EXERCISE INSTRUCTIONS
Locate every line in the records below that holds the word "Attache" and return each one.

(Data records)
'''
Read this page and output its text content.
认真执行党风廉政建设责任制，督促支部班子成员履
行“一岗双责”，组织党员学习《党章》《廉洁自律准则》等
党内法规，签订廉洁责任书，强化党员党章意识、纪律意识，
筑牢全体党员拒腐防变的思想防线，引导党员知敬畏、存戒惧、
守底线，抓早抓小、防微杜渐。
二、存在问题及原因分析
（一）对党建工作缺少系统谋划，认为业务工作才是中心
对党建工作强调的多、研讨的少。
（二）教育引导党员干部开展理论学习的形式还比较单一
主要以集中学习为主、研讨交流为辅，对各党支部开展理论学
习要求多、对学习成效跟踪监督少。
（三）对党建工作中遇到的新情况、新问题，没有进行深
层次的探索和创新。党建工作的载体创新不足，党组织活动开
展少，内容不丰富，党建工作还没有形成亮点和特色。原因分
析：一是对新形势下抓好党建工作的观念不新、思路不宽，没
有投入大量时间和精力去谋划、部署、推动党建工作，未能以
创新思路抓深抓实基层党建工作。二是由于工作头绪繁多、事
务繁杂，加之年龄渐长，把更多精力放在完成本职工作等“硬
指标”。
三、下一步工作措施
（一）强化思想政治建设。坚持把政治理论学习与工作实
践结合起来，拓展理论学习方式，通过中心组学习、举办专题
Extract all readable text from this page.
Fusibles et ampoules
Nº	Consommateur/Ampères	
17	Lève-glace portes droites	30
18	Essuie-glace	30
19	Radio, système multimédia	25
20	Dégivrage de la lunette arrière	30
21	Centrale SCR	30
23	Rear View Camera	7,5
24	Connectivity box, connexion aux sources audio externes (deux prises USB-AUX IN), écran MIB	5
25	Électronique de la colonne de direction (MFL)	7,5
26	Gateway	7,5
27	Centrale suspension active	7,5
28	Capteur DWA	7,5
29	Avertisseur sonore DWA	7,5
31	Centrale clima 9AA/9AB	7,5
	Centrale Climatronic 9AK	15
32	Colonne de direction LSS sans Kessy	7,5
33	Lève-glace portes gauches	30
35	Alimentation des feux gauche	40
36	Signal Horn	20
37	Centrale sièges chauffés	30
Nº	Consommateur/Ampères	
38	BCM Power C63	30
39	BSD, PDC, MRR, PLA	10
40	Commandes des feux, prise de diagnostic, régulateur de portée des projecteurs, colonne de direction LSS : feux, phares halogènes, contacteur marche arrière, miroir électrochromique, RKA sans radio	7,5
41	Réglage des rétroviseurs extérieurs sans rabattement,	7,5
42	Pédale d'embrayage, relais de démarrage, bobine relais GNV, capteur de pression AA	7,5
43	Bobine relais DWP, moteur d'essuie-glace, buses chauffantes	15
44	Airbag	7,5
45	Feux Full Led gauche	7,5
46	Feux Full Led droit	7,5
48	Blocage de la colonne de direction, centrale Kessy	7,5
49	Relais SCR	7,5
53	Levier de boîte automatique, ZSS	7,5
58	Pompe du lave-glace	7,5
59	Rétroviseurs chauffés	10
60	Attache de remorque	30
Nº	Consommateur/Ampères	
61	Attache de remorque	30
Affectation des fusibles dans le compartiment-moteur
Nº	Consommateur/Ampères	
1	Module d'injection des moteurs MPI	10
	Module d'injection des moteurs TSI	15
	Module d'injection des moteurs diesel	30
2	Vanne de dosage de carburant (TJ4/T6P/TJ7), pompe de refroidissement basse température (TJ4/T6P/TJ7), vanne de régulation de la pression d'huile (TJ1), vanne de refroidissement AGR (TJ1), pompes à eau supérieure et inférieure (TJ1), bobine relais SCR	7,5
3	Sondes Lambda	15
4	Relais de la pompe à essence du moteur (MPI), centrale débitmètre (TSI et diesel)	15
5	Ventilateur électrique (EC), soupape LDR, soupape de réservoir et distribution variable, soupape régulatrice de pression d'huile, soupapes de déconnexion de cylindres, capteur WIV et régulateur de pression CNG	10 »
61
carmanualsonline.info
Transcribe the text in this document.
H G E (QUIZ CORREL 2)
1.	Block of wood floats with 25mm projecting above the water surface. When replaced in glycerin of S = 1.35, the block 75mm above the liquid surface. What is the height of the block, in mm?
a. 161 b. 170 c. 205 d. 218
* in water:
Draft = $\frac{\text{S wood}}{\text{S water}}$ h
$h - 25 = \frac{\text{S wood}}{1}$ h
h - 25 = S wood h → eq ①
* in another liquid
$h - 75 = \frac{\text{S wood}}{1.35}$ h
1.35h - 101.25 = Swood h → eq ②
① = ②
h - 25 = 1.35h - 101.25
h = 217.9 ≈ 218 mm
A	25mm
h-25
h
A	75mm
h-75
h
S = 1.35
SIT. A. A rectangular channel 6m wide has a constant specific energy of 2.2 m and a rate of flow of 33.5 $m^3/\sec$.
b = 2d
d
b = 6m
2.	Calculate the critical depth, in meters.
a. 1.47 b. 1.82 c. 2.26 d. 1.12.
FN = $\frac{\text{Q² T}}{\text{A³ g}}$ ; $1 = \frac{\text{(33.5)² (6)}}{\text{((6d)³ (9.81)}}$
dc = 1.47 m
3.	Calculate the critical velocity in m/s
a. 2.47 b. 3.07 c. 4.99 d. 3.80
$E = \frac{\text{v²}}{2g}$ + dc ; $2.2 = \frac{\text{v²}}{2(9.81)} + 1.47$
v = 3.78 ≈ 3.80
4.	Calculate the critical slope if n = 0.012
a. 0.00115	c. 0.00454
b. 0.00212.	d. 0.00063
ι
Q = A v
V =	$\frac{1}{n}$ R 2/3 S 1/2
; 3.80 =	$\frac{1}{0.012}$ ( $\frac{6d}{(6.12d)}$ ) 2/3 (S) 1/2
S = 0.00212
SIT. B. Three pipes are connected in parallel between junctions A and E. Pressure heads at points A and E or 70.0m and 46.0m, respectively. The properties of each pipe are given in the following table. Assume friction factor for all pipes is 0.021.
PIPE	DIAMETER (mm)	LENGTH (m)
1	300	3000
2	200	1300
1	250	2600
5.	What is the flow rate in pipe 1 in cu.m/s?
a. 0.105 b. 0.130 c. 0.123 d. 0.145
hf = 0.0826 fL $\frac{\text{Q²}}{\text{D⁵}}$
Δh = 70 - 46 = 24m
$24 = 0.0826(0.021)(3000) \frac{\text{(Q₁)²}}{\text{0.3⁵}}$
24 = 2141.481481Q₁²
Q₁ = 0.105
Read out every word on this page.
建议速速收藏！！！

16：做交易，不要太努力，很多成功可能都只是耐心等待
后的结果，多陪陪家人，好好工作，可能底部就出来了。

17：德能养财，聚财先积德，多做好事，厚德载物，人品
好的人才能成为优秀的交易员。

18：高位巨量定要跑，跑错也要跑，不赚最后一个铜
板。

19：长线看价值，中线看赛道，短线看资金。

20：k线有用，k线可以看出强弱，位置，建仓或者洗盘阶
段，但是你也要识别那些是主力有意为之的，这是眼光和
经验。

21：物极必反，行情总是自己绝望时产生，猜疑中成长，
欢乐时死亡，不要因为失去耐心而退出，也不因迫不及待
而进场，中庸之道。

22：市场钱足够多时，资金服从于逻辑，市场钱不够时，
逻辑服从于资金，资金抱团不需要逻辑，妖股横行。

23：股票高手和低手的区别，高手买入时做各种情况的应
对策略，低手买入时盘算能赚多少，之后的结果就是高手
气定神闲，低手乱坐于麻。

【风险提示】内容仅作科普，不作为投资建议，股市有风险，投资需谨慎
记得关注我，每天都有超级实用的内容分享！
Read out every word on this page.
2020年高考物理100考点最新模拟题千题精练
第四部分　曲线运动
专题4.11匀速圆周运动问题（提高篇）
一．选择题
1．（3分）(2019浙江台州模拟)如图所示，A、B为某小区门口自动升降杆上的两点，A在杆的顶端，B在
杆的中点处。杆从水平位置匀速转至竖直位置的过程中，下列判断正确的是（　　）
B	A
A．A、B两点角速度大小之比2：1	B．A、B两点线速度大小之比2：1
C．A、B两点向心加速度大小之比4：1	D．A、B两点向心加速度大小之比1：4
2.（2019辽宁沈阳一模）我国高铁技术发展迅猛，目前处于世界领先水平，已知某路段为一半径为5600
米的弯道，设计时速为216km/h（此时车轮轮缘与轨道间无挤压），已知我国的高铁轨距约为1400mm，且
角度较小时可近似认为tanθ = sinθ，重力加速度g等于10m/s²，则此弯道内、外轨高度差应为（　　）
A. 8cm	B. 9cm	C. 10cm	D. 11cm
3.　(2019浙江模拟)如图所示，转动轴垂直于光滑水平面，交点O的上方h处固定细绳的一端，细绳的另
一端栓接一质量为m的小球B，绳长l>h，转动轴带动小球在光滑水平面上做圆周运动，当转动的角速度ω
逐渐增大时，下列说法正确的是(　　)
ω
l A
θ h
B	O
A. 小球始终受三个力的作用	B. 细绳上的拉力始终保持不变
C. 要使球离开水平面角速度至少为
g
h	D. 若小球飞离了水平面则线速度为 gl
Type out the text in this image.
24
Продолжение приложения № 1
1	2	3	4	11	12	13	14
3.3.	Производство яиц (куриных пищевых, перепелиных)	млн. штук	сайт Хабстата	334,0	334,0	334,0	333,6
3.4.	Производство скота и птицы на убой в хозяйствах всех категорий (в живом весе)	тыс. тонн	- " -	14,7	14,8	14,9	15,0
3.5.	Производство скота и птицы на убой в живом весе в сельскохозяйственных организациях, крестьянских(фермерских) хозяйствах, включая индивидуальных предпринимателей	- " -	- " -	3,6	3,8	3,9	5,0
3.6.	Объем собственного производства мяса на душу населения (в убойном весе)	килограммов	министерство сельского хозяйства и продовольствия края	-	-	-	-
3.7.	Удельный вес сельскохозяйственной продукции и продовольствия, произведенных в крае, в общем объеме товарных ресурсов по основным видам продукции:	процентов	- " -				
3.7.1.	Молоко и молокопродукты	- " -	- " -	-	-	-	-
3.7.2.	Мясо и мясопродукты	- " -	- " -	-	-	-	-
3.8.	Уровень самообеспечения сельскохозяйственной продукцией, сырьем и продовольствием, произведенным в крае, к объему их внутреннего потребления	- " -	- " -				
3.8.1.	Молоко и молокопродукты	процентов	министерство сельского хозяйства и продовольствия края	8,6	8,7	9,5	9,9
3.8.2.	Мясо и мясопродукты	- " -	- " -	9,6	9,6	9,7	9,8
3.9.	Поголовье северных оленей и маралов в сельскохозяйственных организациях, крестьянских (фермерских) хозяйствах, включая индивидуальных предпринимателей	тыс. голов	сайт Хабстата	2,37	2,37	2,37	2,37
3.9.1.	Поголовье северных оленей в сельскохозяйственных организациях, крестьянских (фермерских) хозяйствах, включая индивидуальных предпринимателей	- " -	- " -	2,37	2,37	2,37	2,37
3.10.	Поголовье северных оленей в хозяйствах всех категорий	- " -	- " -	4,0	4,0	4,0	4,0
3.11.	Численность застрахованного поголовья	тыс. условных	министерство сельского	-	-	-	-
'''
THE REPLY
60	Attache de remorque	30
61	Attache de remorque	30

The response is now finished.